Data entries
——

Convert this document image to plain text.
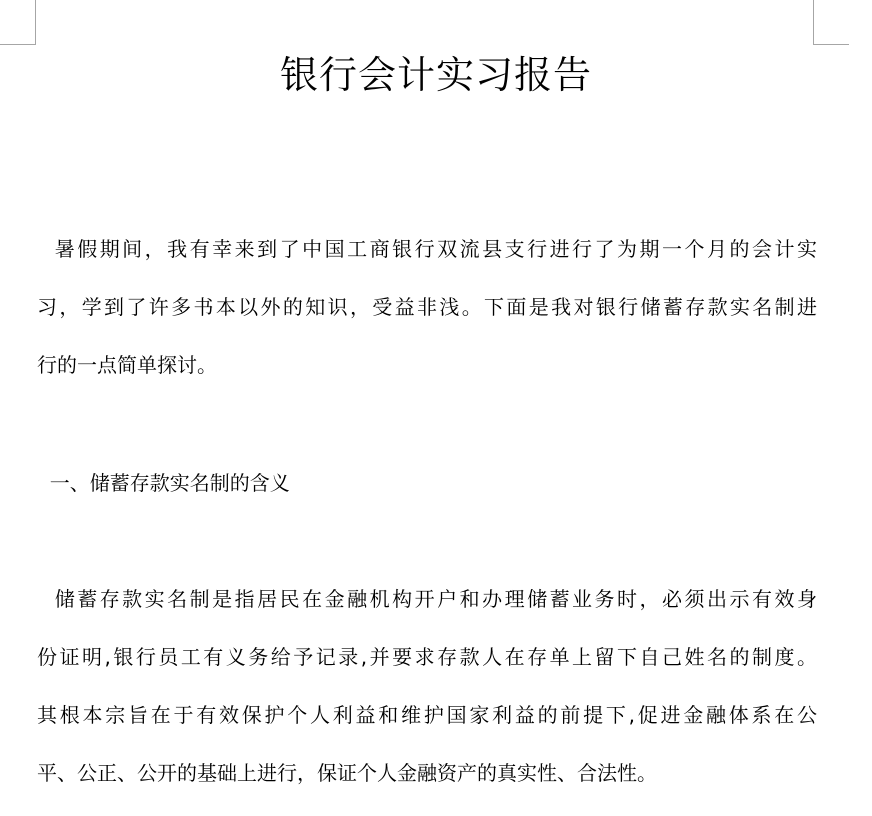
银行会计实习报告
暑假期间，我有幸来到了中国工商银行双流县支行进行了为期一个月的会计实
习，学到了许多书本以外的知识，受益非浅。下面是我对银行储蓄存款实名制进
行的一点简单探讨。
一、储蓄存款实名制的含义
储蓄存款实名制是指居民在金融机构开户和办理储蓄业务时，必须出示有效身
份证明,银行员工有义务给予记录,并要求存款人在存单上留下自己姓名的制度。
其根本宗旨在于有效保护个人利益和维护国家利益的前提下,促进金融体系在公
平、公正、公开的基础上进行，保证个人金融资产的真实性、合法性。
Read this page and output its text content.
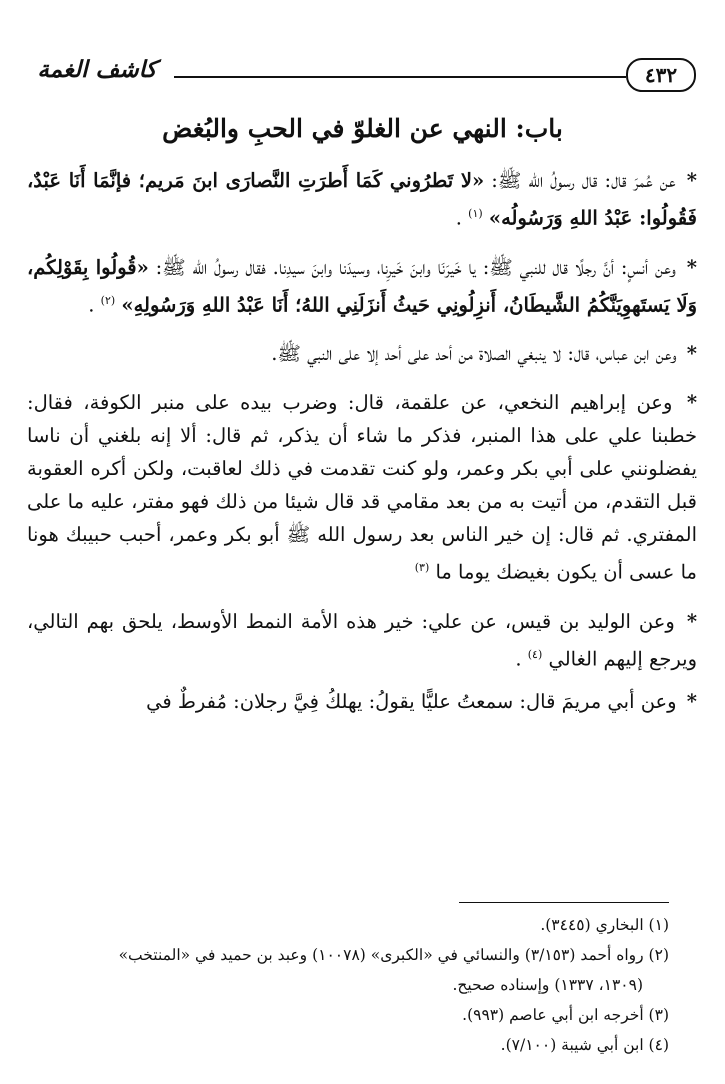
٤٣٢
كاشف الغمة
باب: النهي عن الغلوّ في الحبِ والبُغض

* عن عُمرَ قال: قال رسولُ الله ﷺ: «لا تَطرُوني كَمَا أَطرَتِ النَّصارَى ابنَ مَريم؛ فإنَّمَا أَنَا عَبْدٌ، فَقُولُوا: عَبْدُ اللهِ وَرَسُولُه» $^{(١)}$ .

* وعن أنسٍ: أنَّ رجلًا قال للنبي ﷺ: يا خَيرَنَا وابنَ خَيرِنا، وسيدَنا وابنَ سيدِنا. فقال رسولُ الله ﷺ: «قُولُوا بِقَوْلِكُم، وَلَا يَستَهوِيَنَّكُمُ الشَّيطَانُ، أَنزِلُونِي حَيثُ أَنزَلَنِي اللهُ؛ أَنَا عَبْدُ اللهِ وَرَسُولِهِ» $^{(٢)}$ .

* وعن ابن عباس، قال: لا ينبغي الصلاة من أحد على أحد إلا على النبي ﷺ.

* وعن إبراهيم النخعي، عن علقمة، قال: وضرب بيده على منبر الكوفة، فقال: خطبنا علي على هذا المنبر، فذكر ما شاء أن يذكر، ثم قال: ألا إنه بلغني أن ناسا يفضلونني على أبي بكر وعمر، ولو كنت تقدمت في ذلك لعاقبت، ولكن أكره العقوبة قبل التقدم، من أتيت به من بعد مقامي قد قال شيئا من ذلك فهو مفتر، عليه ما على المفتري. ثم قال: إن خير الناس بعد رسول الله ﷺ أبو بكر وعمر، أحبب حبيبك هونا ما عسى أن يكون بغيضك يوما ما $^{(٣)}$

* وعن الوليد بن قيس، عن علي: خير هذه الأمة النمط الأوسط، يلحق بهم التالي، ويرجع إليهم الغالي $^{(٤)}$ .

* وعن أبي مريمَ قال: سمعتُ عليًّا يقولُ: يهلكُ فِيَّ رجلان: مُفرطٌ في

(١) البخاري (٣٤٤٥).

(٢) رواه أحمد (٣/١٥٣) والنسائي في «الكبرى» (١٠٠٧٨) وعبد بن حميد في «المنتخب»

(١٣٠٩، ١٣٣٧) وإسناده صحيح.

(٣) أخرجه ابن أبي عاصم (٩٩٣).

(٤) ابن أبي شيبة (٧/١٠٠).
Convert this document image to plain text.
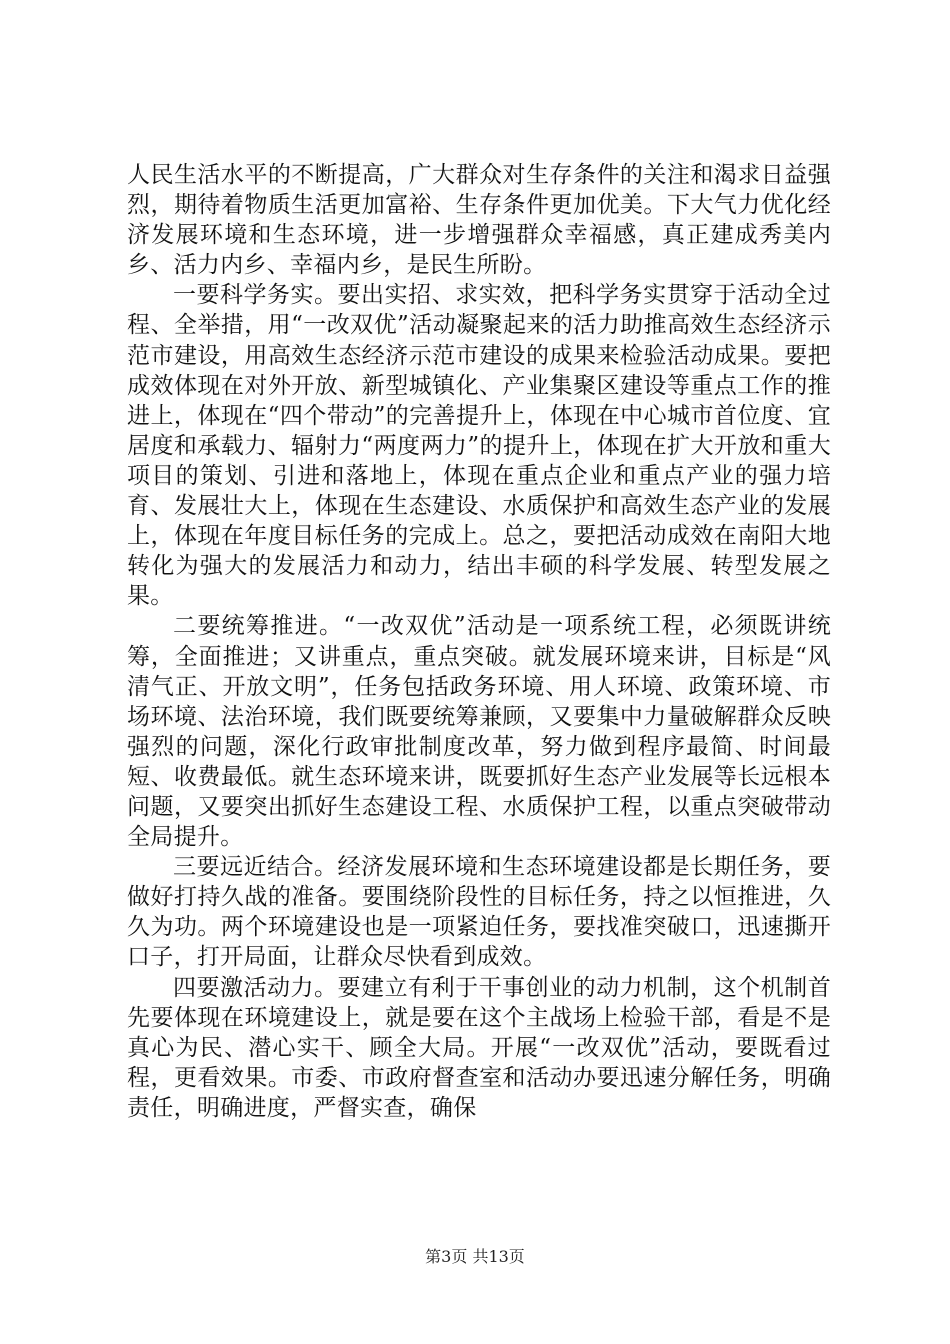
人民生活水平的不断提高，广大群众对生存条件的关注和渴求日益强烈，期待着物质生活更加富裕、生存条件更加优美。下大气力优化经济发展环境和生态环境，进一步增强群众幸福感，真正建成秀美内乡、活力内乡、幸福内乡，是民生所盼。

一要科学务实。要出实招、求实效，把科学务实贯穿于活动全过程、全举措，用“一改双优”活动凝聚起来的活力助推高效生态经济示范市建设，用高效生态经济示范市建设的成果来检验活动成果。要把成效体现在对外开放、新型城镇化、产业集聚区建设等重点工作的推进上，体现在“四个带动”的完善提升上，体现在中心城市首位度、宜居度和承载力、辐射力“两度两力”的提升上，体现在扩大开放和重大项目的策划、引进和落地上，体现在重点企业和重点产业的强力培育、发展壮大上，体现在生态建设、水质保护和高效生态产业的发展上，体现在年度目标任务的完成上。总之，要把活动成效在南阳大地转化为强大的发展活力和动力，结出丰硕的科学发展、转型发展之果。

二要统筹推进。“一改双优”活动是一项系统工程，必须既讲统筹，全面推进；又讲重点，重点突破。就发展环境来讲，目标是“风清气正、开放文明”，任务包括政务环境、用人环境、政策环境、市场环境、法治环境，我们既要统筹兼顾，又要集中力量破解群众反映强烈的问题，深化行政审批制度改革，努力做到程序最简、时间最短、收费最低。就生态环境来讲，既要抓好生态产业发展等长远根本问题，又要突出抓好生态建设工程、水质保护工程，以重点突破带动全局提升。

三要远近结合。经济发展环境和生态环境建设都是长期任务，要做好打持久战的准备。要围绕阶段性的目标任务，持之以恒推进，久久为功。两个环境建设也是一项紧迫任务，要找准突破口，迅速撕开口子，打开局面，让群众尽快看到成效。

四要激活动力。要建立有利于干事创业的动力机制，这个机制首先要体现在环境建设上，就是要在这个主战场上检验干部，看是不是真心为民、潜心实干、顾全大局。开展“一改双优”活动，要既看过程，更看效果。市委、市政府督查室和活动办要迅速分解任务，明确责任，明确进度，严督实查，确保

第3页 共13页
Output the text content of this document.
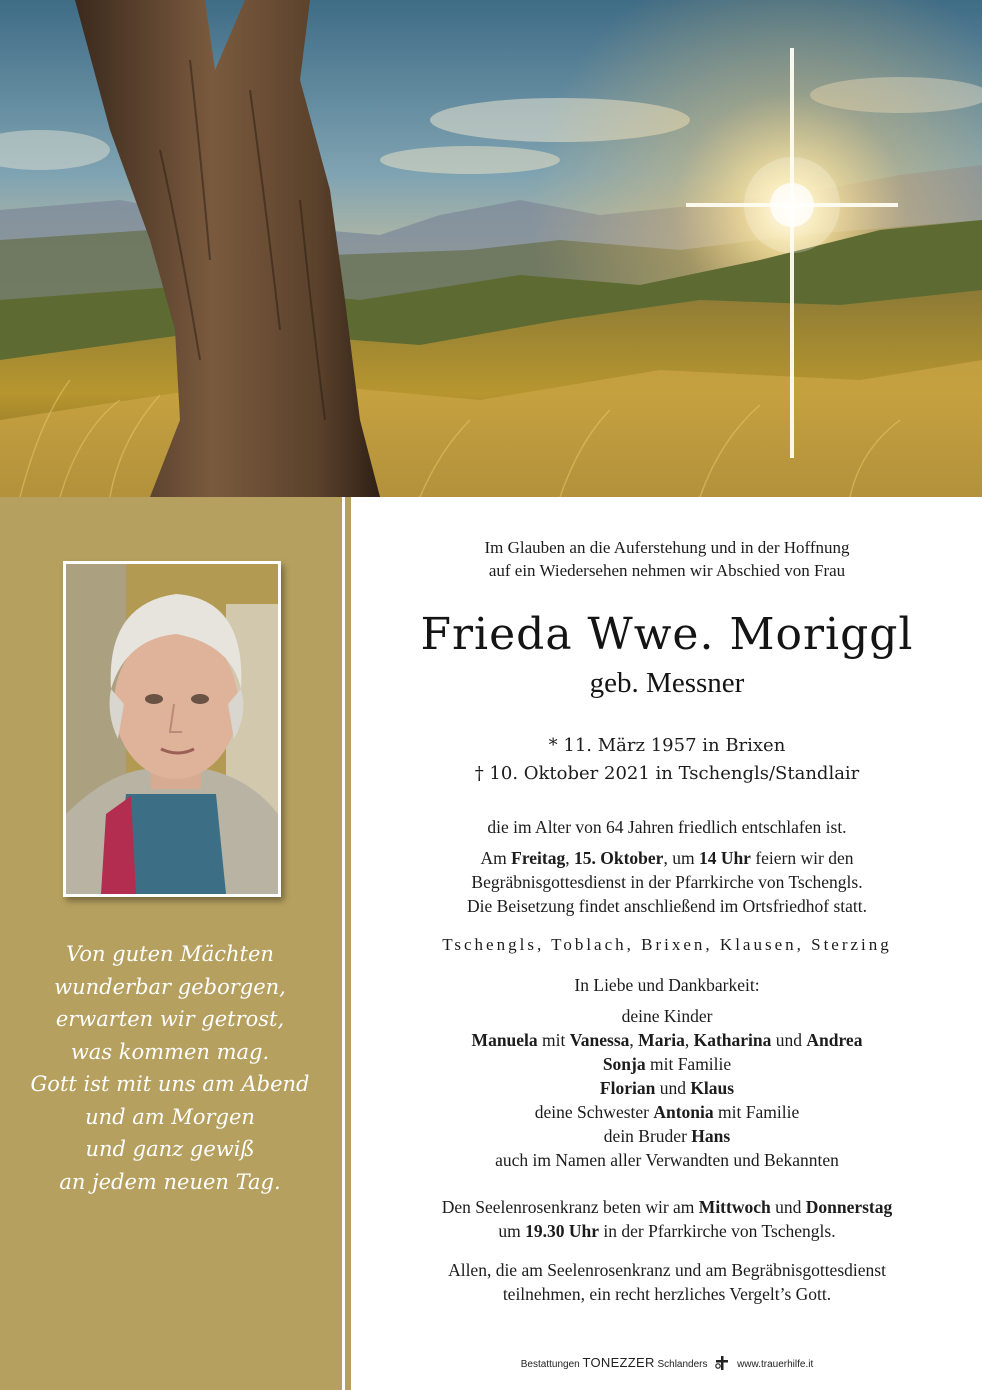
Von guten Mächten
wunderbar geborgen,
erwarten wir getrost,
was kommen mag.
Gott ist mit uns am Abend
und am Morgen
und ganz gewiß
an jedem neuen Tag.
Im Glauben an die Auferstehung und in der Hoffnung
auf ein Wiedersehen nehmen wir Abschied von Frau
Frieda Wwe. Moriggl
geb. Messner
* 11. März 1957 in Brixen
† 10. Oktober 2021 in Tschengls/Standlair
die im Alter von 64 Jahren friedlich entschlafen ist.
Am Freitag, 15. Oktober, um 14 Uhr feiern wir den
Begräbnisgottesdienst in der Pfarrkirche von Tschengls.
Die Beisetzung findet anschließend im Ortsfriedhof statt.
Tschengls, Toblach, Brixen, Klausen, Sterzing
In Liebe und Dankbarkeit:
deine Kinder
Manuela mit Vanessa, Maria, Katharina und Andrea
Sonja mit Familie
Florian und Klaus
deine Schwester Antonia mit Familie
dein Bruder Hans
auch im Namen aller Verwandten und Bekannten
Den Seelenrosenkranz beten wir am Mittwoch und Donnerstag
um 19.30 Uhr in der Pfarrkirche von Tschengls.
Allen, die am Seelenrosenkranz und am Begräbnisgottesdienst
teilnehmen, ein recht herzliches Vergelt’s Gott.
Bestattungen TONEZZER Schlanders	www.trauerhilfe.it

——

Task requirements -> Transcribe each entry precisely as given, leaving the pictures out.

Response to the exercise ->
Convert this document image to plain text.
银行会计实习报告
暑假期间，我有幸来到了中国工商银行双流县支行进行了为期一个月的会计实
习，学到了许多书本以外的知识，受益非浅。下面是我对银行储蓄存款实名制进
行的一点简单探讨。
一、储蓄存款实名制的含义
储蓄存款实名制是指居民在金融机构开户和办理储蓄业务时，必须出示有效身
份证明,银行员工有义务给予记录,并要求存款人在存单上留下自己姓名的制度。
其根本宗旨在于有效保护个人利益和维护国家利益的前提下,促进金融体系在公
平、公正、公开的基础上进行，保证个人金融资产的真实性、合法性。
Read this page and output its text content.
٤٣٢
كاشف الغمة
باب: النهي عن الغلوّ في الحبِ والبُغض

* عن عُمرَ قال: قال رسولُ الله ﷺ: «لا تَطرُوني كَمَا أَطرَتِ النَّصارَى ابنَ مَريم؛ فإنَّمَا أَنَا عَبْدٌ، فَقُولُوا: عَبْدُ اللهِ وَرَسُولُه» $^{(١)}$ .

* وعن أنسٍ: أنَّ رجلًا قال للنبي ﷺ: يا خَيرَنَا وابنَ خَيرِنا، وسيدَنا وابنَ سيدِنا. فقال رسولُ الله ﷺ: «قُولُوا بِقَوْلِكُم، وَلَا يَستَهوِيَنَّكُمُ الشَّيطَانُ، أَنزِلُونِي حَيثُ أَنزَلَنِي اللهُ؛ أَنَا عَبْدُ اللهِ وَرَسُولِهِ» $^{(٢)}$ .

* وعن ابن عباس، قال: لا ينبغي الصلاة من أحد على أحد إلا على النبي ﷺ.

* وعن إبراهيم النخعي، عن علقمة، قال: وضرب بيده على منبر الكوفة، فقال: خطبنا علي على هذا المنبر، فذكر ما شاء أن يذكر، ثم قال: ألا إنه بلغني أن ناسا يفضلونني على أبي بكر وعمر، ولو كنت تقدمت في ذلك لعاقبت، ولكن أكره العقوبة قبل التقدم، من أتيت به من بعد مقامي قد قال شيئا من ذلك فهو مفتر، عليه ما على المفتري. ثم قال: إن خير الناس بعد رسول الله ﷺ أبو بكر وعمر، أحبب حبيبك هونا ما عسى أن يكون بغيضك يوما ما $^{(٣)}$

* وعن الوليد بن قيس، عن علي: خير هذه الأمة النمط الأوسط، يلحق بهم التالي، ويرجع إليهم الغالي $^{(٤)}$ .

* وعن أبي مريمَ قال: سمعتُ عليًّا يقولُ: يهلكُ فِيَّ رجلان: مُفرطٌ في

(١) البخاري (٣٤٤٥).

(٢) رواه أحمد (٣/١٥٣) والنسائي في «الكبرى» (١٠٠٧٨) وعبد بن حميد في «المنتخب»

(١٣٠٩، ١٣٣٧) وإسناده صحيح.

(٣) أخرجه ابن أبي عاصم (٩٩٣).

(٤) ابن أبي شيبة (٧/١٠٠).
Convert this document image to plain text.
人民生活水平的不断提高，广大群众对生存条件的关注和渴求日益强烈，期待着物质生活更加富裕、生存条件更加优美。下大气力优化经济发展环境和生态环境，进一步增强群众幸福感，真正建成秀美内乡、活力内乡、幸福内乡，是民生所盼。

一要科学务实。要出实招、求实效，把科学务实贯穿于活动全过程、全举措，用“一改双优”活动凝聚起来的活力助推高效生态经济示范市建设，用高效生态经济示范市建设的成果来检验活动成果。要把成效体现在对外开放、新型城镇化、产业集聚区建设等重点工作的推进上，体现在“四个带动”的完善提升上，体现在中心城市首位度、宜居度和承载力、辐射力“两度两力”的提升上，体现在扩大开放和重大项目的策划、引进和落地上，体现在重点企业和重点产业的强力培育、发展壮大上，体现在生态建设、水质保护和高效生态产业的发展上，体现在年度目标任务的完成上。总之，要把活动成效在南阳大地转化为强大的发展活力和动力，结出丰硕的科学发展、转型发展之果。

二要统筹推进。“一改双优”活动是一项系统工程，必须既讲统筹，全面推进；又讲重点，重点突破。就发展环境来讲，目标是“风清气正、开放文明”，任务包括政务环境、用人环境、政策环境、市场环境、法治环境，我们既要统筹兼顾，又要集中力量破解群众反映强烈的问题，深化行政审批制度改革，努力做到程序最简、时间最短、收费最低。就生态环境来讲，既要抓好生态产业发展等长远根本问题，又要突出抓好生态建设工程、水质保护工程，以重点突破带动全局提升。

三要远近结合。经济发展环境和生态环境建设都是长期任务，要做好打持久战的准备。要围绕阶段性的目标任务，持之以恒推进，久久为功。两个环境建设也是一项紧迫任务，要找准突破口，迅速撕开口子，打开局面，让群众尽快看到成效。

四要激活动力。要建立有利于干事创业的动力机制，这个机制首先要体现在环境建设上，就是要在这个主战场上检验干部，看是不是真心为民、潜心实干、顾全大局。开展“一改双优”活动，要既看过程，更看效果。市委、市政府督查室和活动办要迅速分解任务，明确责任，明确进度，严督实查，确保

第3页 共13页
Output the text content of this document.
Von guten Mächten
wunderbar geborgen,
erwarten wir getrost,
was kommen mag.
Gott ist mit uns am Abend
und am Morgen
und ganz gewiß
an jedem neuen Tag.
Im Glauben an die Auferstehung und in der Hoffnung
auf ein Wiedersehen nehmen wir Abschied von Frau
Frieda Wwe. Moriggl
geb. Messner
* 11. März 1957 in Brixen
† 10. Oktober 2021 in Tschengls/Standlair
die im Alter von 64 Jahren friedlich entschlafen ist.
Am Freitag, 15. Oktober, um 14 Uhr feiern wir den
Begräbnisgottesdienst in der Pfarrkirche von Tschengls.
Die Beisetzung findet anschließend im Ortsfriedhof statt.
Tschengls, Toblach, Brixen, Klausen, Sterzing
In Liebe und Dankbarkeit:
deine Kinder
Manuela mit Vanessa, Maria, Katharina und Andrea
Sonja mit Familie
Florian und Klaus
deine Schwester Antonia mit Familie
dein Bruder Hans
auch im Namen aller Verwandten und Bekannten
Den Seelenrosenkranz beten wir am Mittwoch und Donnerstag
um 19.30 Uhr in der Pfarrkirche von Tschengls.
Allen, die am Seelenrosenkranz und am Begräbnisgottesdienst
teilnehmen, ein recht herzliches Vergelt’s Gott.
Bestattungen TONEZZER Schlanders	www.trauerhilfe.it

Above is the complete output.